- [Information provided]
━━━━━━━━
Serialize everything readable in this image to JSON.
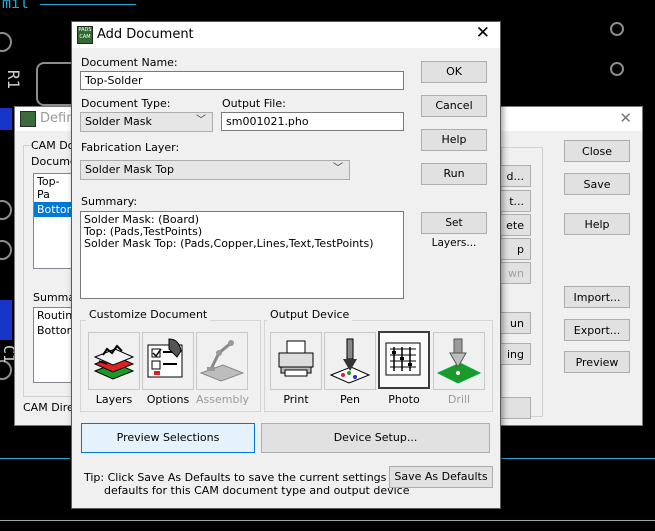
{
  "background": {
    "labels": [
      "mil",
      "R1",
      "C1"
    ]
  },
  "back_dialog": {
    "title": "Define",
    "cam_doc_label": "CAM Do",
    "document_label": "Documen",
    "documents": [
      "Top-Pa",
      "Bottom-"
    ],
    "summary_label": "Summar",
    "summary_lines": [
      "Routing",
      "Bottom:"
    ],
    "cam_dir_label": "CAM Direc",
    "middle_buttons": [
      "d...",
      "t...",
      "ete",
      "p",
      "wn",
      "un",
      "ing"
    ],
    "right_buttons": [
      "Close",
      "Save",
      "Help",
      "Import...",
      "Export...",
      "Preview"
    ]
  },
  "dialog": {
    "title": "Add Document",
    "document_name_label": "Document Name:",
    "document_name_value": "Top-Solder",
    "document_type_label": "Document Type:",
    "document_type_value": "Solder Mask",
    "output_file_label": "Output File:",
    "output_file_value": "sm001021.pho",
    "fabrication_layer_label": "Fabrication Layer:",
    "fabrication_layer_value": "Solder Mask Top",
    "summary_label": "Summary:",
    "summary_lines": [
      "Solder Mask: (Board)",
      "Top: (Pads,TestPoints)",
      "Solder Mask Top: (Pads,Copper,Lines,Text,TestPoints)"
    ],
    "buttons": {
      "ok": "OK",
      "cancel": "Cancel",
      "help": "Help",
      "run": "Run",
      "set_layers": "Set Layers..."
    },
    "customize_title": "Customize Document",
    "customize_items": [
      {
        "label": "Layers",
        "icon": "layers-icon",
        "enabled": true
      },
      {
        "label": "Options",
        "icon": "options-icon",
        "enabled": true
      },
      {
        "label": "Assembly",
        "icon": "assembly-icon",
        "enabled": false
      }
    ],
    "output_title": "Output Device",
    "output_items": [
      {
        "label": "Print",
        "icon": "printer-icon",
        "enabled": true,
        "selected": false
      },
      {
        "label": "Pen",
        "icon": "pen-plotter-icon",
        "enabled": true,
        "selected": false
      },
      {
        "label": "Photo",
        "icon": "photo-plotter-icon",
        "enabled": true,
        "selected": true
      },
      {
        "label": "Drill",
        "icon": "drill-icon",
        "enabled": false,
        "selected": false
      }
    ],
    "preview_selections": "Preview Selections",
    "device_setup": "Device Setup...",
    "tip_line1": "Tip: Click Save As Defaults to save the current settings as the",
    "tip_line2": "defaults for this CAM document type and output device",
    "save_as_defaults": "Save As Defaults"
  },
  "colors": {
    "focus_button": "#e5f1fb",
    "focus_border": "#0078d7",
    "selection": "#0078d7",
    "pcb_trace": "#1536c7"
  }
}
━━━━━━━━
- [Do this] Every entry must be reproduced exactly, with the images left out.

- [The response]
Serialize everything readable in this image to JSON.
{
  "background": {
    "labels": [
      "mil",
      "R1",
      "C1"
    ]
  },
  "back_dialog": {
    "title": "Define",
    "cam_doc_label": "CAM Do",
    "document_label": "Documen",
    "documents": [
      "Top-Pa",
      "Bottom-"
    ],
    "summary_label": "Summar",
    "summary_lines": [
      "Routing",
      "Bottom:"
    ],
    "cam_dir_label": "CAM Direc",
    "middle_buttons": [
      "d...",
      "t...",
      "ete",
      "p",
      "wn",
      "un",
      "ing"
    ],
    "right_buttons": [
      "Close",
      "Save",
      "Help",
      "Import...",
      "Export...",
      "Preview"
    ]
  },
  "dialog": {
    "title": "Add Document",
    "document_name_label": "Document Name:",
    "document_name_value": "Top-Solder",
    "document_type_label": "Document Type:",
    "document_type_value": "Solder Mask",
    "output_file_label": "Output File:",
    "output_file_value": "sm001021.pho",
    "fabrication_layer_label": "Fabrication Layer:",
    "fabrication_layer_value": "Solder Mask Top",
    "summary_label": "Summary:",
    "summary_lines": [
      "Solder Mask: (Board)",
      "Top: (Pads,TestPoints)",
      "Solder Mask Top: (Pads,Copper,Lines,Text,TestPoints)"
    ],
    "buttons": {
      "ok": "OK",
      "cancel": "Cancel",
      "help": "Help",
      "run": "Run",
      "set_layers": "Set Layers..."
    },
    "customize_title": "Customize Document",
    "customize_items": [
      {
        "label": "Layers",
        "icon": "layers-icon",
        "enabled": true
      },
      {
        "label": "Options",
        "icon": "options-icon",
        "enabled": true
      },
      {
        "label": "Assembly",
        "icon": "assembly-icon",
        "enabled": false
      }
    ],
    "output_title": "Output Device",
    "output_items": [
      {
        "label": "Print",
        "icon": "printer-icon",
        "enabled": true,
        "selected": false
      },
      {
        "label": "Pen",
        "icon": "pen-plotter-icon",
        "enabled": true,
        "selected": false
      },
      {
        "label": "Photo",
        "icon": "photo-plotter-icon",
        "enabled": true,
        "selected": true
      },
      {
        "label": "Drill",
        "icon": "drill-icon",
        "enabled": false,
        "selected": false
      }
    ],
    "preview_selections": "Preview Selections",
    "device_setup": "Device Setup...",
    "tip_line1": "Tip: Click Save As Defaults to save the current settings as the",
    "tip_line2": "defaults for this CAM document type and output device",
    "save_as_defaults": "Save As Defaults"
  },
  "colors": {
    "focus_button": "#e5f1fb",
    "focus_border": "#0078d7",
    "selection": "#0078d7",
    "pcb_trace": "#1536c7"
  }
}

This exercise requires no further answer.